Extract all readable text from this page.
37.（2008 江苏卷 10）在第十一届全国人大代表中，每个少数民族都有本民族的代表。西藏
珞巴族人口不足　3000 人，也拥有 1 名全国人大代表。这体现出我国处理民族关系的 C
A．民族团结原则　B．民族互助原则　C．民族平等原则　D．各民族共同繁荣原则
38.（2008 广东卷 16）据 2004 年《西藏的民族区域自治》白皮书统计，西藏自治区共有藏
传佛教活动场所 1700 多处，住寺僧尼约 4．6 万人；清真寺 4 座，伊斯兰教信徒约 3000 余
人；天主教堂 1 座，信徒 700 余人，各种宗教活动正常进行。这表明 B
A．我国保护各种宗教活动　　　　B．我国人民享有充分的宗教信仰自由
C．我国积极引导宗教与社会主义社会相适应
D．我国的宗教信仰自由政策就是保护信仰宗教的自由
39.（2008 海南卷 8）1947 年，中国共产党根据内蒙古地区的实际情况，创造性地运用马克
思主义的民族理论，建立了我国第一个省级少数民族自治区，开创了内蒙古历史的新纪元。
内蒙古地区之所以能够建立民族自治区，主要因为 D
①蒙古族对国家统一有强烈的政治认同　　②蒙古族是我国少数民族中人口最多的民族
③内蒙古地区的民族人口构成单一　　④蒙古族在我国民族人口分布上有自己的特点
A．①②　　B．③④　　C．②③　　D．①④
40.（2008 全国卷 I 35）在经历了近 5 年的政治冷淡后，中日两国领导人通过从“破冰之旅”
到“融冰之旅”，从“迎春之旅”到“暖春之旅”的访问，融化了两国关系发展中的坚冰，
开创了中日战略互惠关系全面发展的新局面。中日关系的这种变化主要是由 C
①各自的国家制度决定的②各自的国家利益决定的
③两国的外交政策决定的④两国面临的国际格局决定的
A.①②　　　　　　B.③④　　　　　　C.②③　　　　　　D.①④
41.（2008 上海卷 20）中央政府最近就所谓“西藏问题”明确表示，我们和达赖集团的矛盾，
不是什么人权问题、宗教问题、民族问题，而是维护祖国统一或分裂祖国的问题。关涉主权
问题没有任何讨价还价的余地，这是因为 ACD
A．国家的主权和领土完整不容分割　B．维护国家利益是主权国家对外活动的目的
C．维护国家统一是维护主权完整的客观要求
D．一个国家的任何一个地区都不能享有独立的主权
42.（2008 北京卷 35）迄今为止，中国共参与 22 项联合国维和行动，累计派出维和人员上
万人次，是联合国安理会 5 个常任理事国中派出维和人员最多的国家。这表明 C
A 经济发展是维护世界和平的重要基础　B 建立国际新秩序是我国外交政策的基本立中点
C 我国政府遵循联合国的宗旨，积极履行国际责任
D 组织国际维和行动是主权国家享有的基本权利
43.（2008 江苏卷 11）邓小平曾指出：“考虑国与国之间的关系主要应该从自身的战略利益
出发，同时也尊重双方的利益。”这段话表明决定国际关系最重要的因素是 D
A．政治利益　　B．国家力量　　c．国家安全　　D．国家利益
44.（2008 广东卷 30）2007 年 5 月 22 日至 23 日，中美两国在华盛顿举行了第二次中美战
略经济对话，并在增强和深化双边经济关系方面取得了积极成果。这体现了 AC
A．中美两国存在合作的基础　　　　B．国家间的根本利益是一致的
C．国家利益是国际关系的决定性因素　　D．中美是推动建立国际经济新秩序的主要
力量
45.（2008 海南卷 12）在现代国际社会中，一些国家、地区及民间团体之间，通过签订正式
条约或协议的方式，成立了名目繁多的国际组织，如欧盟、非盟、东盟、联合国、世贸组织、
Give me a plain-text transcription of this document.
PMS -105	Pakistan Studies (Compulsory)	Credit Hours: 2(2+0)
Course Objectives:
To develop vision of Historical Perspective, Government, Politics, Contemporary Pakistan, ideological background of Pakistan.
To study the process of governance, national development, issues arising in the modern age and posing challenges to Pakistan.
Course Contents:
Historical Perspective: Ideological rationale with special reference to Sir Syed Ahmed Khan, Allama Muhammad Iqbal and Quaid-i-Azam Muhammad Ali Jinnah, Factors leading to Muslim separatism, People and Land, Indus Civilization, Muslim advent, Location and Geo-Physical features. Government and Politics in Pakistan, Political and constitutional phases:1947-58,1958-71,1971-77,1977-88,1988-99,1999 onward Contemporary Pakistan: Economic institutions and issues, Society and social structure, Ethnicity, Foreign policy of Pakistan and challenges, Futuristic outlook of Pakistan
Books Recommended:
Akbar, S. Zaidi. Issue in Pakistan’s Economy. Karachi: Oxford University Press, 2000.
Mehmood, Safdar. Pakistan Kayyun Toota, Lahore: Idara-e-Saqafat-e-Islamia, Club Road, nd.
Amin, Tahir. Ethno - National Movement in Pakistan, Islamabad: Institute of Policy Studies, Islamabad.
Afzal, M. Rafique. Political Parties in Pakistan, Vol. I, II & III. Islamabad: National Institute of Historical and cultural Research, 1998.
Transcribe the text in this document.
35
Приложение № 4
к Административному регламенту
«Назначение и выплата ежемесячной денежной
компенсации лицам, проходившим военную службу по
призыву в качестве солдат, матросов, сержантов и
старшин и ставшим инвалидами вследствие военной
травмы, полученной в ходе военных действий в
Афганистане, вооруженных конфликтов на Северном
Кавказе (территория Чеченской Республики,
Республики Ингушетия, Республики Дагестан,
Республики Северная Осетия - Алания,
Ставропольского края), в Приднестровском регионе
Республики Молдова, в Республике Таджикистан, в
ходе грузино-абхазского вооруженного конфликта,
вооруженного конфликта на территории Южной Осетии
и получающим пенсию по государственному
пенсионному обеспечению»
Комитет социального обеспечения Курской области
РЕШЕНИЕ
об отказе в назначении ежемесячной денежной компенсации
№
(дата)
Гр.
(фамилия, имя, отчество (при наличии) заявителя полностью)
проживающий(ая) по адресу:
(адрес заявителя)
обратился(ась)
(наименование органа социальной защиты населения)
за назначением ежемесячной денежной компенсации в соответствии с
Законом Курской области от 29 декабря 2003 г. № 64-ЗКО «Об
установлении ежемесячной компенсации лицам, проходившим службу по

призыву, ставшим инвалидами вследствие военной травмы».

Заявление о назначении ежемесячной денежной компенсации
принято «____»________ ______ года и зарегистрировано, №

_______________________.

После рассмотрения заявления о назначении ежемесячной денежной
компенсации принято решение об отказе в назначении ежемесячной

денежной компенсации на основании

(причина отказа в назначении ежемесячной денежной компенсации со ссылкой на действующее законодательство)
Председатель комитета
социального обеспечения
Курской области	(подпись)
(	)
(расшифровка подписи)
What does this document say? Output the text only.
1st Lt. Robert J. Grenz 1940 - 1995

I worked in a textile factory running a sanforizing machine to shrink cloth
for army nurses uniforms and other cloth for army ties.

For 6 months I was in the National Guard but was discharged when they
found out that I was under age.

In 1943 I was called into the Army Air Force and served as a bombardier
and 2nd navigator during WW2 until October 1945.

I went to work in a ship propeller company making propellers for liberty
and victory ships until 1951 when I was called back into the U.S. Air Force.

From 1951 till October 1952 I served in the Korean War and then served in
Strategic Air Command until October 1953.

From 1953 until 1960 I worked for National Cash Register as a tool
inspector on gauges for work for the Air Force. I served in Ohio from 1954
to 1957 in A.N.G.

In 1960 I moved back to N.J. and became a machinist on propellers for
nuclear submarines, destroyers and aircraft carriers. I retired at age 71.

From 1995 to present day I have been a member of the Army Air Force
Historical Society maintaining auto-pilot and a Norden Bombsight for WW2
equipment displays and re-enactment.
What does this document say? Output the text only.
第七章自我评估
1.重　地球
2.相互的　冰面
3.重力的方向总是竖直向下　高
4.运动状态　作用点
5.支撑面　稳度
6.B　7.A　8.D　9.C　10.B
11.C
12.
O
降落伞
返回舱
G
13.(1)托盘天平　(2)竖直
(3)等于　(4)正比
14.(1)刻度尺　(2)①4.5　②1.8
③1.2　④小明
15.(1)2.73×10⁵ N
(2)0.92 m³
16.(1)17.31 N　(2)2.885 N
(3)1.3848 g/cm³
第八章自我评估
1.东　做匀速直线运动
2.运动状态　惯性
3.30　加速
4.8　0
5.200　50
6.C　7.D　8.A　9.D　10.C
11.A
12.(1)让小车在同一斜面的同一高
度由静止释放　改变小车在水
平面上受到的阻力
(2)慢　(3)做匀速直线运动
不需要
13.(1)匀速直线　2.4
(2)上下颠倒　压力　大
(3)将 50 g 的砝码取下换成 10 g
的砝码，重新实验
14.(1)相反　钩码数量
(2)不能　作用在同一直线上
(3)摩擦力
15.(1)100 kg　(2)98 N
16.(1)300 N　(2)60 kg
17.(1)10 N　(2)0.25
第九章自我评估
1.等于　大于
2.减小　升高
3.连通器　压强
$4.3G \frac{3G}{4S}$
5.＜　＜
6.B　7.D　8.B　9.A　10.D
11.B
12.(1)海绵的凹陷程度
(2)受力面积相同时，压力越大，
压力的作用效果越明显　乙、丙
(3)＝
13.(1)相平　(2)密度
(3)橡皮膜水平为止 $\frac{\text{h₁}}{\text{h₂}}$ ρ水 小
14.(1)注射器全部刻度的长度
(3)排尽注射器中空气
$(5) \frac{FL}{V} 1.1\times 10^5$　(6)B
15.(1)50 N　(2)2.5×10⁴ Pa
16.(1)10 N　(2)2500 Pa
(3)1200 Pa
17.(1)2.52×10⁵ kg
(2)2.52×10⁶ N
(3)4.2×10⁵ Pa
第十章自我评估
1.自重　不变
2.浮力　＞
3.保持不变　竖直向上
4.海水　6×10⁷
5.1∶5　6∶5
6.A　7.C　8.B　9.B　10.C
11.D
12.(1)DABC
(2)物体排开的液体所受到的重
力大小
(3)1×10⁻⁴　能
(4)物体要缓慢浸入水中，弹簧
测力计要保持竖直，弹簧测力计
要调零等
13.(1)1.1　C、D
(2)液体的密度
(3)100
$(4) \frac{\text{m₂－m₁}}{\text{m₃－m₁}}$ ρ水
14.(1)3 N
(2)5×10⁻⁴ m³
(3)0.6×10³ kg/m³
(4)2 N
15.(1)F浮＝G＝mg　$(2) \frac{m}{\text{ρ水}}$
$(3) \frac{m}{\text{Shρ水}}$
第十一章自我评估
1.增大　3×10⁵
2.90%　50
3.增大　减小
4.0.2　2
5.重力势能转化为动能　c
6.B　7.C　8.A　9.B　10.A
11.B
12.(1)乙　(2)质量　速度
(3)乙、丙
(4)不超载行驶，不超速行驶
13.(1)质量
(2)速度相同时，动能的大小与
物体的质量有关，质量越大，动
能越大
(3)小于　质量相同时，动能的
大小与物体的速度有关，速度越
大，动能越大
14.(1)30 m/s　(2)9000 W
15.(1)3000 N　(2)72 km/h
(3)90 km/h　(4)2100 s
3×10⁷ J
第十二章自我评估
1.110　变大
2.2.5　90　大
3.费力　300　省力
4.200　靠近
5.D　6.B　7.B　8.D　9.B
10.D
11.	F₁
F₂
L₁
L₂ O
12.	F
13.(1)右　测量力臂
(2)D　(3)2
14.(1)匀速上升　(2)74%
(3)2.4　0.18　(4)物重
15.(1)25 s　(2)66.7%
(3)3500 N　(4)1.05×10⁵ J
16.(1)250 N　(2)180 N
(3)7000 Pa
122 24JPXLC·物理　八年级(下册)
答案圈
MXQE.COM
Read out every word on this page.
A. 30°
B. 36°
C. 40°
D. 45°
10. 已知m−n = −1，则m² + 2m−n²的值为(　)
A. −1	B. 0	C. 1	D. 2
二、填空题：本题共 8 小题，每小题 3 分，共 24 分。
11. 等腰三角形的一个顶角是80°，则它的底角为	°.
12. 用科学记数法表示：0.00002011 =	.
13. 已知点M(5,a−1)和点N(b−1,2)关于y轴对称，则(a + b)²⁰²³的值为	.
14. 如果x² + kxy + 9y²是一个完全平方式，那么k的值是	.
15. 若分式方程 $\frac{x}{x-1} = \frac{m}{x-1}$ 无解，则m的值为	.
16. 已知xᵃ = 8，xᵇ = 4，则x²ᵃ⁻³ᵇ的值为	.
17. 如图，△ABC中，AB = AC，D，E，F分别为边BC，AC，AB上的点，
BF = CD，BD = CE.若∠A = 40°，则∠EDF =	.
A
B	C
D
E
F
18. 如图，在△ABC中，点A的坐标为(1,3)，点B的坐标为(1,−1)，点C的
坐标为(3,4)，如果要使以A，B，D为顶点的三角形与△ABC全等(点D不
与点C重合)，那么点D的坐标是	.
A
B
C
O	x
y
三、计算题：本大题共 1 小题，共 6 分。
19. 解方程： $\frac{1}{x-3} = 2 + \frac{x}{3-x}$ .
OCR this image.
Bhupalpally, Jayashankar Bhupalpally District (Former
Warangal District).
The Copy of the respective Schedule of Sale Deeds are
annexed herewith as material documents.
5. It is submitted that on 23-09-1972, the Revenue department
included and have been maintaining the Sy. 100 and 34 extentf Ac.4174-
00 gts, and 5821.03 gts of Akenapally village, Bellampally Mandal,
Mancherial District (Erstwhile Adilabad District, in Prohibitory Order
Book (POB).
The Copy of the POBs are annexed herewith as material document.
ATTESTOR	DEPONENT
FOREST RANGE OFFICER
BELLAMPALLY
————————
Do this: Write out every line of the listing that holds the word "конфликта".

Exercise solution:
ходе грузино-абхазского вооруженного конфликта,
вооруженного конфликта на территории Южной Осетии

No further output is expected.